─── Exercise materials
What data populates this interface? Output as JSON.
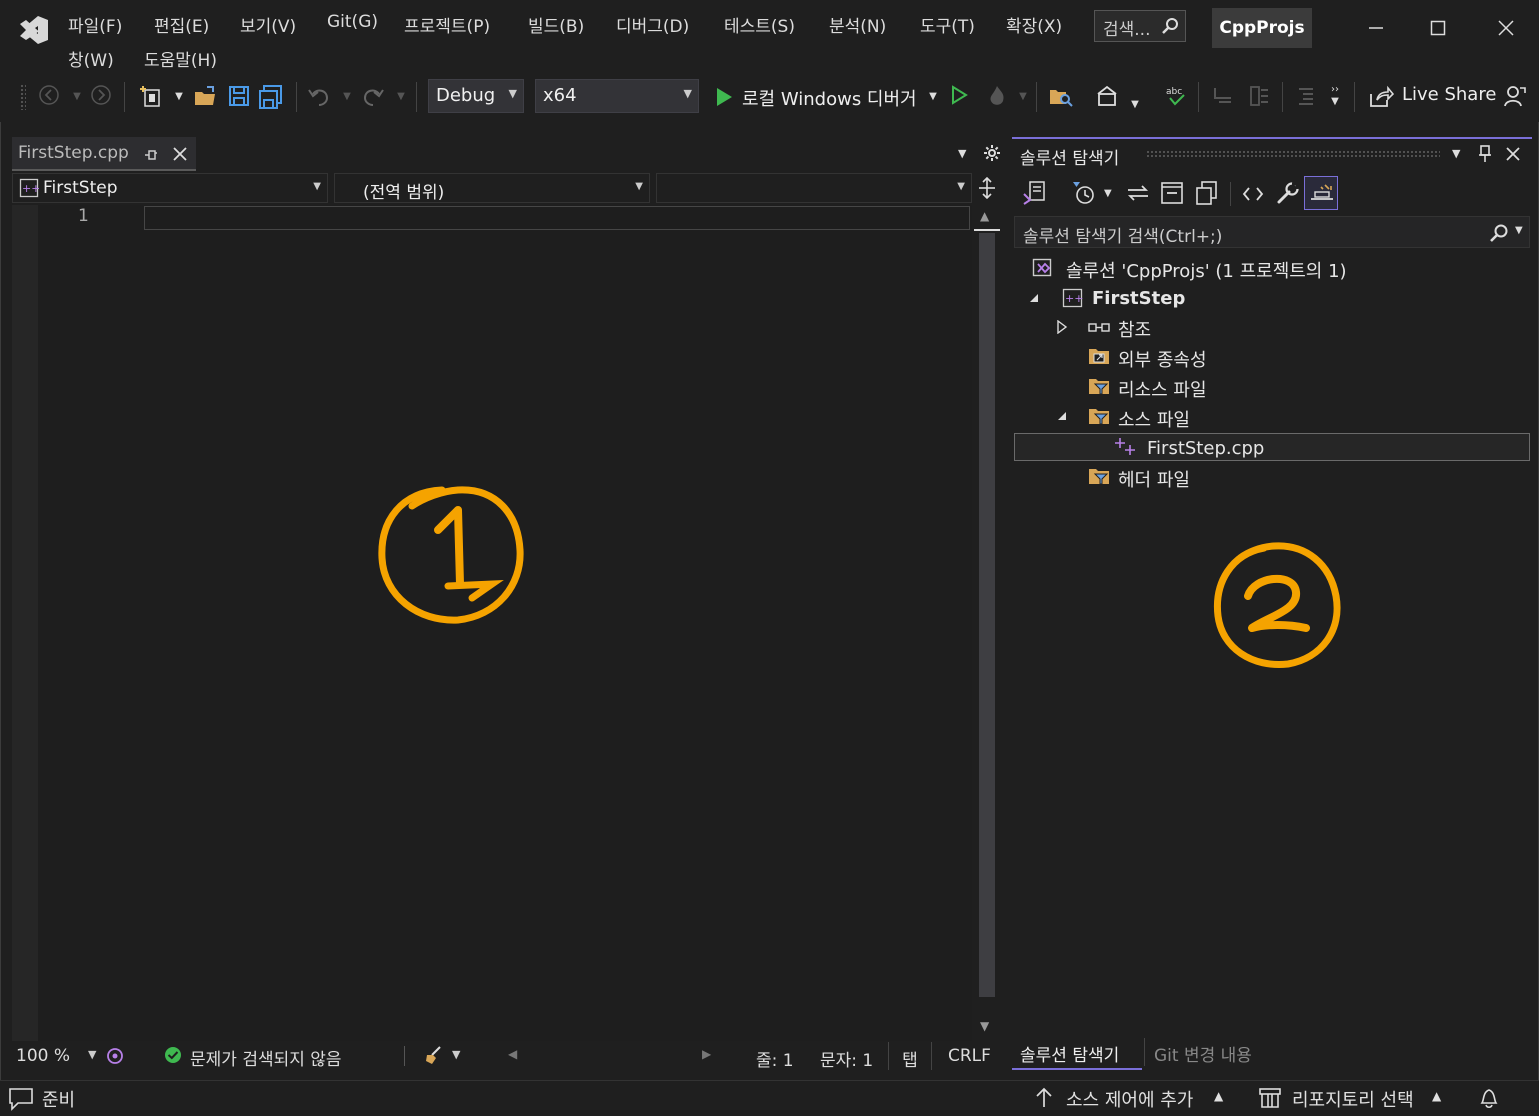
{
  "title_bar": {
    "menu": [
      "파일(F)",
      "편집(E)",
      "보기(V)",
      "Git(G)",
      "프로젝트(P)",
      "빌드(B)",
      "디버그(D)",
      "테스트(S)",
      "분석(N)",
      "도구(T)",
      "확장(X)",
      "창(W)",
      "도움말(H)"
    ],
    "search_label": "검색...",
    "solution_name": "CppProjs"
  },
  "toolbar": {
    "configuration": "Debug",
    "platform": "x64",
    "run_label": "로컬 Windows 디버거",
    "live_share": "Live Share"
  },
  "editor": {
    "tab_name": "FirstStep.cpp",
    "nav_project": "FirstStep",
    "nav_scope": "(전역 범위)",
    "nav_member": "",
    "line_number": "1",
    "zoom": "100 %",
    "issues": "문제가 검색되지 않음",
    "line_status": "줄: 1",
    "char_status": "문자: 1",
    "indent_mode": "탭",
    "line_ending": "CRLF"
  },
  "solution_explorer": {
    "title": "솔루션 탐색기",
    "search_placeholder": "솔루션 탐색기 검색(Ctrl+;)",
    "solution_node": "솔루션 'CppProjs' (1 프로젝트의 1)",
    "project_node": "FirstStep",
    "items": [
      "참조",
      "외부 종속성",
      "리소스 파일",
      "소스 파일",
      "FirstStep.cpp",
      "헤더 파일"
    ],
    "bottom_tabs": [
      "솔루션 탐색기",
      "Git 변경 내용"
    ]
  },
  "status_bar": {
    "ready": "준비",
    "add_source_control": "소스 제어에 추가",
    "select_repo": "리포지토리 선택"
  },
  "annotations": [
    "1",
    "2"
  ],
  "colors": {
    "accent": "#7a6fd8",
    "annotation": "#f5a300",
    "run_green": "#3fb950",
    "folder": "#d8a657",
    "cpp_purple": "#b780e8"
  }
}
──────
Each entry above should be reproduced exactly, with the pictures removed.

What data populates this interface? Output as JSON.
{
  "title_bar": {
    "menu": [
      "파일(F)",
      "편집(E)",
      "보기(V)",
      "Git(G)",
      "프로젝트(P)",
      "빌드(B)",
      "디버그(D)",
      "테스트(S)",
      "분석(N)",
      "도구(T)",
      "확장(X)",
      "창(W)",
      "도움말(H)"
    ],
    "search_label": "검색...",
    "solution_name": "CppProjs"
  },
  "toolbar": {
    "configuration": "Debug",
    "platform": "x64",
    "run_label": "로컬 Windows 디버거",
    "live_share": "Live Share"
  },
  "editor": {
    "tab_name": "FirstStep.cpp",
    "nav_project": "FirstStep",
    "nav_scope": "(전역 범위)",
    "nav_member": "",
    "line_number": "1",
    "zoom": "100 %",
    "issues": "문제가 검색되지 않음",
    "line_status": "줄: 1",
    "char_status": "문자: 1",
    "indent_mode": "탭",
    "line_ending": "CRLF"
  },
  "solution_explorer": {
    "title": "솔루션 탐색기",
    "search_placeholder": "솔루션 탐색기 검색(Ctrl+;)",
    "solution_node": "솔루션 'CppProjs' (1 프로젝트의 1)",
    "project_node": "FirstStep",
    "items": [
      "참조",
      "외부 종속성",
      "리소스 파일",
      "소스 파일",
      "FirstStep.cpp",
      "헤더 파일"
    ],
    "bottom_tabs": [
      "솔루션 탐색기",
      "Git 변경 내용"
    ]
  },
  "status_bar": {
    "ready": "준비",
    "add_source_control": "소스 제어에 추가",
    "select_repo": "리포지토리 선택"
  },
  "annotations": [
    "1",
    "2"
  ],
  "colors": {
    "accent": "#7a6fd8",
    "annotation": "#f5a300",
    "run_green": "#3fb950",
    "folder": "#d8a657",
    "cpp_purple": "#b780e8"
  }
}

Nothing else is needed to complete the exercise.